# Prompt:
From the listing below, pick out each line with the word "Vehicules".

# Data supplied:
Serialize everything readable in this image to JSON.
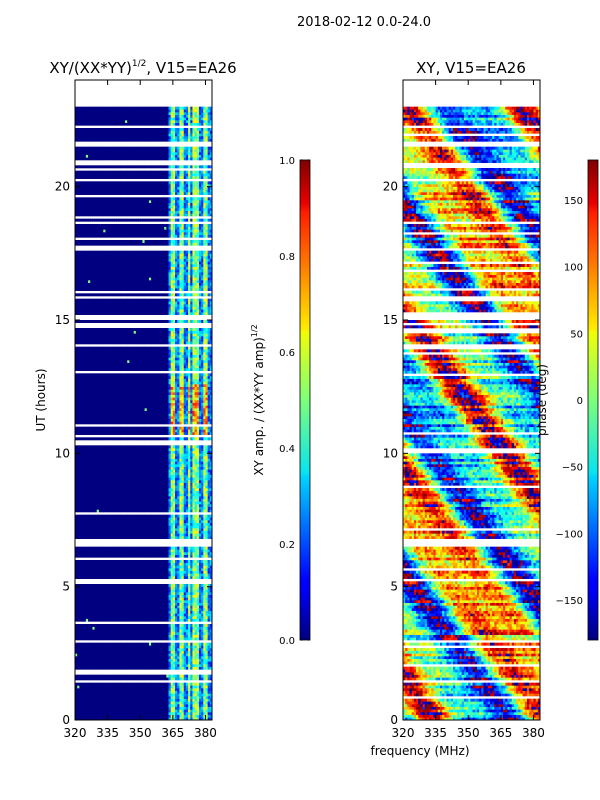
{
  "chart_data": {
    "type": "heatmap",
    "title": "2018-02-12 0.0-24.0",
    "xlabel": "frequency (MHz)",
    "panels": [
      {
        "id": "amp",
        "title": "XY/(XX*YY)^1/2, V15=EA26",
        "title_main": "XY/(XX*YY)",
        "title_sup": "1/2",
        "title_rest": ", V15=EA26",
        "xlim": [
          320,
          383
        ],
        "ylim": [
          0,
          24
        ],
        "xticks": [
          320,
          335,
          350,
          365,
          380
        ],
        "yticks": [
          0,
          5,
          10,
          15,
          20
        ],
        "ylabel": "UT (hours)",
        "data_time_range": [
          0,
          23
        ],
        "colorbar": {
          "label": "XY amp. / (XX*YY amp)^1/2",
          "label_main": "XY amp. / (XX*YY amp)",
          "label_sup": "1/2",
          "range": [
            0.0,
            1.0
          ],
          "ticks": [
            0.0,
            0.2,
            0.4,
            0.6,
            0.8,
            1.0
          ],
          "tick_labels": [
            "0.0",
            "0.2",
            "0.4",
            "0.6",
            "0.8",
            "1.0"
          ],
          "colormap": "jet"
        }
      },
      {
        "id": "phase",
        "title": "XY, V15=EA26",
        "xlim": [
          320,
          383
        ],
        "ylim": [
          0,
          24
        ],
        "xticks": [
          320,
          335,
          350,
          365,
          380
        ],
        "yticks": [
          0,
          5,
          10,
          15,
          20
        ],
        "data_time_range": [
          0,
          23
        ],
        "colorbar": {
          "label": "phase (deg)",
          "range": [
            -180,
            180
          ],
          "ticks": [
            -150,
            -100,
            -50,
            0,
            50,
            100,
            150
          ],
          "tick_labels": [
            "−150",
            "−100",
            "−50",
            "0",
            "50",
            "100",
            "150"
          ],
          "colormap": "jet"
        }
      }
    ],
    "flagged_time_gaps_hours": [
      [
        1.4,
        1.5
      ],
      [
        2.9,
        3.0
      ],
      [
        5.1,
        5.2
      ],
      [
        6.4,
        6.7
      ],
      [
        13.9,
        14.0
      ],
      [
        14.9,
        15.1
      ],
      [
        15.7,
        15.8
      ],
      [
        17.5,
        17.6
      ],
      [
        20.8,
        20.9
      ],
      [
        21.5,
        21.7
      ]
    ],
    "amp_active_channels_mhz": [
      363,
      383
    ],
    "amp_bright_bands_mhz": [
      [
        364,
        366
      ],
      [
        368,
        370
      ],
      [
        372,
        373
      ],
      [
        374,
        377
      ],
      [
        379,
        381
      ]
    ]
  }
}
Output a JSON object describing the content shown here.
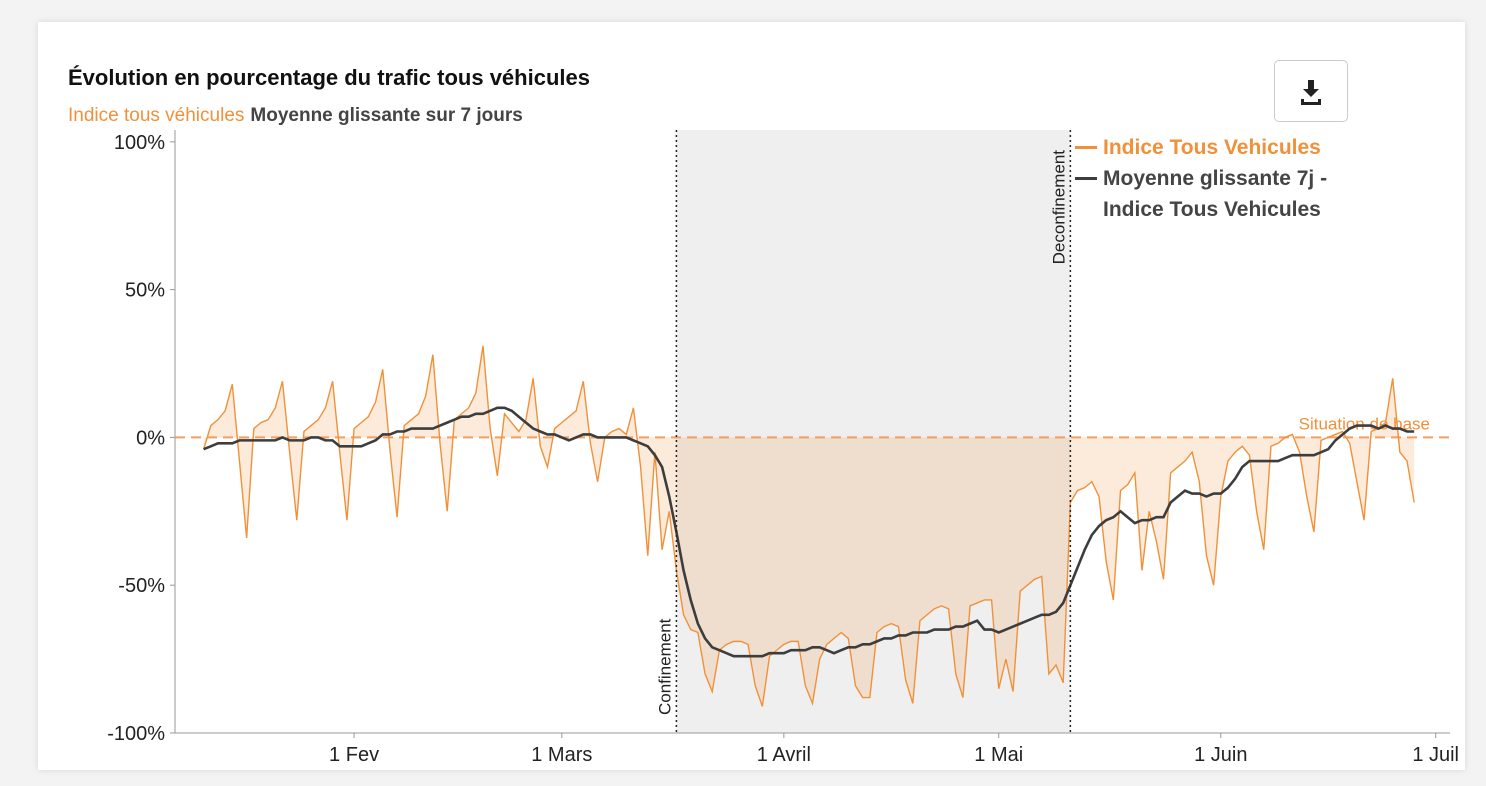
{
  "chart_data": {
    "type": "line",
    "title": "Évolution en pourcentage du trafic tous véhicules",
    "subtitle": [
      "Indice tous véhicules",
      "Moyenne glissante sur 7 jours"
    ],
    "x": [
      "01-11",
      "01-12",
      "01-13",
      "01-14",
      "01-15",
      "01-16",
      "01-17",
      "01-18",
      "01-19",
      "01-20",
      "01-21",
      "01-22",
      "01-23",
      "01-24",
      "01-25",
      "01-26",
      "01-27",
      "01-28",
      "01-29",
      "01-30",
      "01-31",
      "02-01",
      "02-02",
      "02-03",
      "02-04",
      "02-05",
      "02-06",
      "02-07",
      "02-08",
      "02-09",
      "02-10",
      "02-11",
      "02-12",
      "02-13",
      "02-14",
      "02-15",
      "02-16",
      "02-17",
      "02-18",
      "02-19",
      "02-20",
      "02-21",
      "02-22",
      "02-23",
      "02-24",
      "02-25",
      "02-26",
      "02-27",
      "02-28",
      "02-29",
      "03-01",
      "03-02",
      "03-03",
      "03-04",
      "03-05",
      "03-06",
      "03-07",
      "03-08",
      "03-09",
      "03-10",
      "03-11",
      "03-12",
      "03-13",
      "03-14",
      "03-15",
      "03-16",
      "03-17",
      "03-18",
      "03-19",
      "03-20",
      "03-21",
      "03-22",
      "03-23",
      "03-24",
      "03-25",
      "03-26",
      "03-27",
      "03-28",
      "03-29",
      "03-30",
      "03-31",
      "04-01",
      "04-02",
      "04-03",
      "04-04",
      "04-05",
      "04-06",
      "04-07",
      "04-08",
      "04-09",
      "04-10",
      "04-11",
      "04-12",
      "04-13",
      "04-14",
      "04-15",
      "04-16",
      "04-17",
      "04-18",
      "04-19",
      "04-20",
      "04-21",
      "04-22",
      "04-23",
      "04-24",
      "04-25",
      "04-26",
      "04-27",
      "04-28",
      "04-29",
      "04-30",
      "05-01",
      "05-02",
      "05-03",
      "05-04",
      "05-05",
      "05-06",
      "05-07",
      "05-08",
      "05-09",
      "05-10",
      "05-11",
      "05-12",
      "05-13",
      "05-14",
      "05-15",
      "05-16",
      "05-17",
      "05-18",
      "05-19",
      "05-20",
      "05-21",
      "05-22",
      "05-23",
      "05-24",
      "05-25",
      "05-26",
      "05-27",
      "05-28",
      "05-29",
      "05-30",
      "05-31",
      "06-01",
      "06-02",
      "06-03",
      "06-04",
      "06-05",
      "06-06",
      "06-07",
      "06-08",
      "06-09",
      "06-10",
      "06-11",
      "06-12",
      "06-13",
      "06-14",
      "06-15",
      "06-16",
      "06-17",
      "06-18",
      "06-19",
      "06-20",
      "06-21",
      "06-22",
      "06-23",
      "06-24",
      "06-25",
      "06-26",
      "06-27",
      "06-28"
    ],
    "series": [
      {
        "name": "Indice Tous Vehicules",
        "color": "#f0913a",
        "values": [
          -4,
          4,
          6,
          9,
          18,
          -8,
          -34,
          3,
          5,
          6,
          10,
          19,
          -5,
          -28,
          2,
          4,
          6,
          10,
          19,
          -5,
          -28,
          3,
          5,
          7,
          12,
          23,
          -4,
          -27,
          4,
          6,
          8,
          14,
          28,
          -2,
          -25,
          6,
          8,
          10,
          15,
          31,
          3,
          -13,
          8,
          5,
          2,
          6,
          20,
          -3,
          -10,
          3,
          5,
          7,
          9,
          19,
          -2,
          -15,
          0,
          2,
          3,
          1,
          10,
          -10,
          -40,
          -5,
          -38,
          -25,
          -45,
          -60,
          -65,
          -66,
          -80,
          -86,
          -72,
          -70,
          -69,
          -69,
          -70,
          -84,
          -91,
          -74,
          -72,
          -70,
          -69,
          -69,
          -84,
          -90,
          -75,
          -70,
          -68,
          -66,
          -68,
          -84,
          -88,
          -88,
          -66,
          -64,
          -63,
          -64,
          -82,
          -90,
          -62,
          -60,
          -58,
          -57,
          -58,
          -80,
          -88,
          -57,
          -56,
          -55,
          -55,
          -85,
          -75,
          -86,
          -52,
          -50,
          -48,
          -47,
          -80,
          -77,
          -83,
          -22,
          -18,
          -17,
          -15,
          -20,
          -42,
          -55,
          -18,
          -16,
          -12,
          -45,
          -25,
          -35,
          -48,
          -12,
          -10,
          -8,
          -5,
          -15,
          -40,
          -50,
          -20,
          -8,
          -5,
          -3,
          -6,
          -25,
          -38,
          -3,
          -2,
          0,
          1,
          -5,
          -20,
          -32,
          -1,
          0,
          1,
          2,
          -2,
          -15,
          -28,
          2,
          3,
          5,
          20,
          -5,
          -8,
          -22
        ]
      },
      {
        "name": "Moyenne glissante 7j - Indice Tous Vehicules",
        "color": "#3d3d3d",
        "values": [
          -4,
          -3,
          -2,
          -2,
          -2,
          -1,
          -1,
          -1,
          -1,
          -1,
          -1,
          0,
          -1,
          -1,
          -1,
          0,
          0,
          -1,
          -1,
          -3,
          -3,
          -3,
          -3,
          -2,
          -1,
          1,
          1,
          2,
          2,
          3,
          3,
          3,
          3,
          4,
          5,
          6,
          7,
          7,
          8,
          8,
          9,
          10,
          10,
          9,
          7,
          5,
          3,
          2,
          1,
          1,
          0,
          -1,
          0,
          1,
          1,
          0,
          0,
          0,
          0,
          0,
          -1,
          -2,
          -3,
          -6,
          -10,
          -20,
          -32,
          -45,
          -55,
          -63,
          -68,
          -71,
          -72,
          -73,
          -74,
          -74,
          -74,
          -74,
          -74,
          -73,
          -73,
          -73,
          -72,
          -72,
          -72,
          -71,
          -71,
          -72,
          -73,
          -72,
          -71,
          -71,
          -70,
          -70,
          -69,
          -68,
          -68,
          -67,
          -67,
          -66,
          -66,
          -66,
          -65,
          -65,
          -65,
          -64,
          -64,
          -63,
          -62,
          -65,
          -65,
          -66,
          -65,
          -64,
          -63,
          -62,
          -61,
          -60,
          -60,
          -59,
          -56,
          -50,
          -44,
          -38,
          -33,
          -30,
          -28,
          -27,
          -25,
          -27,
          -29,
          -28,
          -28,
          -27,
          -27,
          -22,
          -20,
          -18,
          -19,
          -19,
          -20,
          -19,
          -19,
          -17,
          -14,
          -10,
          -8,
          -8,
          -8,
          -8,
          -8,
          -7,
          -6,
          -6,
          -6,
          -6,
          -5,
          -4,
          -1,
          1,
          3,
          4,
          4,
          4,
          3,
          4,
          3,
          3,
          2,
          2
        ]
      }
    ],
    "xlim": [
      "01-07",
      "07-03"
    ],
    "xticks": [
      {
        "value": "02-01",
        "label": "1 Fev"
      },
      {
        "value": "03-01",
        "label": "1 Mars"
      },
      {
        "value": "04-01",
        "label": "1 Avril"
      },
      {
        "value": "05-01",
        "label": "1 Mai"
      },
      {
        "value": "06-01",
        "label": "1 Juin"
      },
      {
        "value": "07-01",
        "label": "1 Juil"
      }
    ],
    "ylim": [
      -100,
      104
    ],
    "yticks": [
      {
        "value": 100,
        "label": "100%"
      },
      {
        "value": 50,
        "label": "50%"
      },
      {
        "value": 0,
        "label": "0%"
      },
      {
        "value": -50,
        "label": "-50%"
      },
      {
        "value": -100,
        "label": "-100%"
      }
    ],
    "annotations": [
      {
        "text": "Confinement",
        "x": "03-17"
      },
      {
        "text": "Deconfinement",
        "x": "05-11"
      }
    ],
    "baseline": {
      "text": "Situation de base",
      "value": 0
    },
    "legend": "top-right"
  }
}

# Written response:
        "name": "Indice Tous Vehicules",
        "name": "Moyenne glissante 7j - Indice Tous Vehicules",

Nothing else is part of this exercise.